* Begin Information provided *

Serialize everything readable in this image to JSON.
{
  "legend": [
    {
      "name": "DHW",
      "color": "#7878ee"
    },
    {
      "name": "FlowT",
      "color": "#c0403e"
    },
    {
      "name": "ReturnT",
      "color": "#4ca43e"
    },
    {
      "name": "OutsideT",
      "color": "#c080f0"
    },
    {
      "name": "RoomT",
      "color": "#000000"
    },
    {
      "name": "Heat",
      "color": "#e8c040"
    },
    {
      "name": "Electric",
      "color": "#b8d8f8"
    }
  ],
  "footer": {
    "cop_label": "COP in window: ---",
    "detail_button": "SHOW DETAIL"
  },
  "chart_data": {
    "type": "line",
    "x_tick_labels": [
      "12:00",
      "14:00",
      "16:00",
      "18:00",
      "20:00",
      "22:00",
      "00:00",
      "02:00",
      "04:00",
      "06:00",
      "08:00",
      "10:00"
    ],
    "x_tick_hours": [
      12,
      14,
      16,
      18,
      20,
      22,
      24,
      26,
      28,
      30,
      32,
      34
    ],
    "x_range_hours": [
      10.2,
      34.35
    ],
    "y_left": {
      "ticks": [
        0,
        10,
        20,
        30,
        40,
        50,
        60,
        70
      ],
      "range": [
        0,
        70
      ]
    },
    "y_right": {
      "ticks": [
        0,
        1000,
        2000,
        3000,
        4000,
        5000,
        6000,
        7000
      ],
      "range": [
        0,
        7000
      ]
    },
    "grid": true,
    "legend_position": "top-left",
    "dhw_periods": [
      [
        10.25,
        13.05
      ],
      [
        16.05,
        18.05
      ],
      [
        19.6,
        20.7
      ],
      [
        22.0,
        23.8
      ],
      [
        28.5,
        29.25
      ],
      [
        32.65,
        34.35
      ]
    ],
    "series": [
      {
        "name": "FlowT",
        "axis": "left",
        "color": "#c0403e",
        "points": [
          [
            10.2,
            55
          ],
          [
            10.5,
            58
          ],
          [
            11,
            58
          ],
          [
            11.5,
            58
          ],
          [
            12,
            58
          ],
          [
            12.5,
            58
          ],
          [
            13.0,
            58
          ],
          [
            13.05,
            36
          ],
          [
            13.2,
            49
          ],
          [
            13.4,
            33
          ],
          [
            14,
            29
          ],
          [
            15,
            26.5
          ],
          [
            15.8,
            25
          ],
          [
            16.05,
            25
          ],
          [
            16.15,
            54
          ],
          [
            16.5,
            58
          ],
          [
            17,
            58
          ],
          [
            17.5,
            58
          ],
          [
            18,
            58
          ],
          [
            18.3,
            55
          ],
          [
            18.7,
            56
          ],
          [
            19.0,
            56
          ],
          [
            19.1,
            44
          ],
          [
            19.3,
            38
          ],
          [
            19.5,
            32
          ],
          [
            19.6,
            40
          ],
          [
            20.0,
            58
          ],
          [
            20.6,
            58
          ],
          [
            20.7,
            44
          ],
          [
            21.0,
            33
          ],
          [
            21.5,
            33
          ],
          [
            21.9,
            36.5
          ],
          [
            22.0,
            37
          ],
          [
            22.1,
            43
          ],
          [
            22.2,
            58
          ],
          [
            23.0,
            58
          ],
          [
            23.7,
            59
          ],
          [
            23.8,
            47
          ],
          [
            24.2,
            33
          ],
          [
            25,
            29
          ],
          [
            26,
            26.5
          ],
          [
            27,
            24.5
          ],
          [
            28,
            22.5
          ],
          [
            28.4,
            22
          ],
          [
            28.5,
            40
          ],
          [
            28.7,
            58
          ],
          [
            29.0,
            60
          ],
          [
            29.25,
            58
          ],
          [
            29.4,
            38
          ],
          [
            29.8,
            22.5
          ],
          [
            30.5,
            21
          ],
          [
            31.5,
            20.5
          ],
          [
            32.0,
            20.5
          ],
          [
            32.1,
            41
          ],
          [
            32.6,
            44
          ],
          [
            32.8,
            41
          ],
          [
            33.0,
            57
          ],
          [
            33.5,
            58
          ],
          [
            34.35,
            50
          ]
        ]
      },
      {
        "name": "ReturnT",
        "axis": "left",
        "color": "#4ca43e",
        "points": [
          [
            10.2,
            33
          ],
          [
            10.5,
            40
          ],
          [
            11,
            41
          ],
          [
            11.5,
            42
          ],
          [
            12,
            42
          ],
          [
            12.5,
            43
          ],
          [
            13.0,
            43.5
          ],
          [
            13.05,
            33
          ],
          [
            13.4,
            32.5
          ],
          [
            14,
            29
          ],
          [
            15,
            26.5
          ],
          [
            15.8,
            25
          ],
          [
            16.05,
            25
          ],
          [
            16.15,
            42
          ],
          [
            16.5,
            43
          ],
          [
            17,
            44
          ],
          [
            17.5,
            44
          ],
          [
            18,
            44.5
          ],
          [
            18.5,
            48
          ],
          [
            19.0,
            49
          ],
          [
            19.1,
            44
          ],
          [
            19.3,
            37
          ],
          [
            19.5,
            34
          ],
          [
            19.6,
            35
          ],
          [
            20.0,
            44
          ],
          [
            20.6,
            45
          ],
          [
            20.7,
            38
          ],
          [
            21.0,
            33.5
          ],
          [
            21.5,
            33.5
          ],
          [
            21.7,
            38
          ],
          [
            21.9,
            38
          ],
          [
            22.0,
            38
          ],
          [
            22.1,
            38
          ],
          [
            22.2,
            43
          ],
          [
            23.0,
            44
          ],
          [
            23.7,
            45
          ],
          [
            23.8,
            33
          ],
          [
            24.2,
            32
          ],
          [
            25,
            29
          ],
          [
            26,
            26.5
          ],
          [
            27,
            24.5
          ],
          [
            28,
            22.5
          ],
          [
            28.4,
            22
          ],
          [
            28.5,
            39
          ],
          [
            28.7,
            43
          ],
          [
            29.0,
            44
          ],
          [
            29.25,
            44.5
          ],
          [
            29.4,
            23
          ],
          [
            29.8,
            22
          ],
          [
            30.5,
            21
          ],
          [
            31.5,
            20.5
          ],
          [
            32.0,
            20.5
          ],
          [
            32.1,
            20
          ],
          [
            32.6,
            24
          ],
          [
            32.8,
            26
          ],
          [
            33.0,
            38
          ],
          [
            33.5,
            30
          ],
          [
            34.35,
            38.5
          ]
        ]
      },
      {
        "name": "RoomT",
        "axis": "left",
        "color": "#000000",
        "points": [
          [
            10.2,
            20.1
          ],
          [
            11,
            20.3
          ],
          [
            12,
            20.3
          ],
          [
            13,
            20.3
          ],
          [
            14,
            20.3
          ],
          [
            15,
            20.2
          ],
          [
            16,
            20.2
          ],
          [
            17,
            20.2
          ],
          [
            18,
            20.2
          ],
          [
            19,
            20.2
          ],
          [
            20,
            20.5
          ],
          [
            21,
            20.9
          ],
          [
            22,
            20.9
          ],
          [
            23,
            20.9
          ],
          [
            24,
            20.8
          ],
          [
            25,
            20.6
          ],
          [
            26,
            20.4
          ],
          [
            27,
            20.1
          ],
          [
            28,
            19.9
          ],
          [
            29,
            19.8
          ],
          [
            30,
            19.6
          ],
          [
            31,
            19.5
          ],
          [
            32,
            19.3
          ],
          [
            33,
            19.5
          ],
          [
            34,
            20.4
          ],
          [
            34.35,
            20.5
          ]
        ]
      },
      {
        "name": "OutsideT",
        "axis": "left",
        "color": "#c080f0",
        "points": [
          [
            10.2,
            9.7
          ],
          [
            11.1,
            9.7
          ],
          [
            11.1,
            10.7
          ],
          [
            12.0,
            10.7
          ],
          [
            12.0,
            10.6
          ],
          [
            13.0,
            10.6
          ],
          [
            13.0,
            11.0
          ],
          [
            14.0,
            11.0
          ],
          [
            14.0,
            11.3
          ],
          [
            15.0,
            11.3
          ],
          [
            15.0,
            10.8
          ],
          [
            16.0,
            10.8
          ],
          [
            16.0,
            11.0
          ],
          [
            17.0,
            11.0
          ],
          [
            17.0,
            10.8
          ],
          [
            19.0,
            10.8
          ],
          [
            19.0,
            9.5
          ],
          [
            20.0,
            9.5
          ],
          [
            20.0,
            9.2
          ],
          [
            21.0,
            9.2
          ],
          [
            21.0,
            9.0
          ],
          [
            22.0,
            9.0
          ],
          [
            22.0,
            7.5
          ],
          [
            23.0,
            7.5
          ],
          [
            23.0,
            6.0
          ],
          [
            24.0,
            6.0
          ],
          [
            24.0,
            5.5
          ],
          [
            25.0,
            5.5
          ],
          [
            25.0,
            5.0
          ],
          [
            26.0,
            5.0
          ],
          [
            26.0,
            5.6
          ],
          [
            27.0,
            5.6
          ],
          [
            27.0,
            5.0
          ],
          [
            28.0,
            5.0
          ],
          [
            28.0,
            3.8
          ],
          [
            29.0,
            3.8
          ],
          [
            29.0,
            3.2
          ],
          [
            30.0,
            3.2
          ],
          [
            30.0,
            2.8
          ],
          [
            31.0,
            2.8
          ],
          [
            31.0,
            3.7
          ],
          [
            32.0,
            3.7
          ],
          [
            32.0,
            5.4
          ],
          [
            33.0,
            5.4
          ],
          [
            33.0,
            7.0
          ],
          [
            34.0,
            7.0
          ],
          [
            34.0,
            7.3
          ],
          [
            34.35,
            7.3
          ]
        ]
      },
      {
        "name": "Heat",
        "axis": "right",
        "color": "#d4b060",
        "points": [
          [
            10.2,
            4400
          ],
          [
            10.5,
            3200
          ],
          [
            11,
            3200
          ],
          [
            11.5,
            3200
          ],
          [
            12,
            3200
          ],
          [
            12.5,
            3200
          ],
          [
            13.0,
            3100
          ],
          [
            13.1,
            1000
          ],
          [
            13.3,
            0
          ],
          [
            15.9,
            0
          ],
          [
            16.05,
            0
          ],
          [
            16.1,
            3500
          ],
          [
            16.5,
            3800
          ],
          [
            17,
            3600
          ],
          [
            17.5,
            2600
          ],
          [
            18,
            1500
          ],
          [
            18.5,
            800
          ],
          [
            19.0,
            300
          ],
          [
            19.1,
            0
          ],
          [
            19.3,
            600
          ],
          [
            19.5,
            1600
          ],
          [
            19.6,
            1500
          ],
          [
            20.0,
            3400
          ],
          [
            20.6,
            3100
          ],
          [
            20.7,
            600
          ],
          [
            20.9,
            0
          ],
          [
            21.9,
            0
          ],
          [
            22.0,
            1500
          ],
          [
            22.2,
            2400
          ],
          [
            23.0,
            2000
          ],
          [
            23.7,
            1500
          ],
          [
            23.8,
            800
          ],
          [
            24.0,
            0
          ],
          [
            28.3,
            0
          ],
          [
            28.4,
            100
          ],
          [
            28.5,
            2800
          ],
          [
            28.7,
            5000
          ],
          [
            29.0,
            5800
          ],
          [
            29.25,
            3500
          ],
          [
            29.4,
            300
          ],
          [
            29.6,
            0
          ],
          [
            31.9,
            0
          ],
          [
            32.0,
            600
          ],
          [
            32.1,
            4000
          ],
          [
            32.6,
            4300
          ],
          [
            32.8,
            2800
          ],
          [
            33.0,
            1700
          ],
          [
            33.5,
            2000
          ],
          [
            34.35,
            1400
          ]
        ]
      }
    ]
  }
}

* End Information provided *

=== Given problem ===
Look over the listing. Pull out every line with the string "name" in it.

=== Written answer ===
      "name": "DHW",
      "name": "FlowT",
      "name": "ReturnT",
      "name": "OutsideT",
      "name": "RoomT",
      "name": "Heat",
      "name": "Electric",
        "name": "FlowT",
        "name": "ReturnT",
        "name": "RoomT",
        "name": "OutsideT",
        "name": "Heat",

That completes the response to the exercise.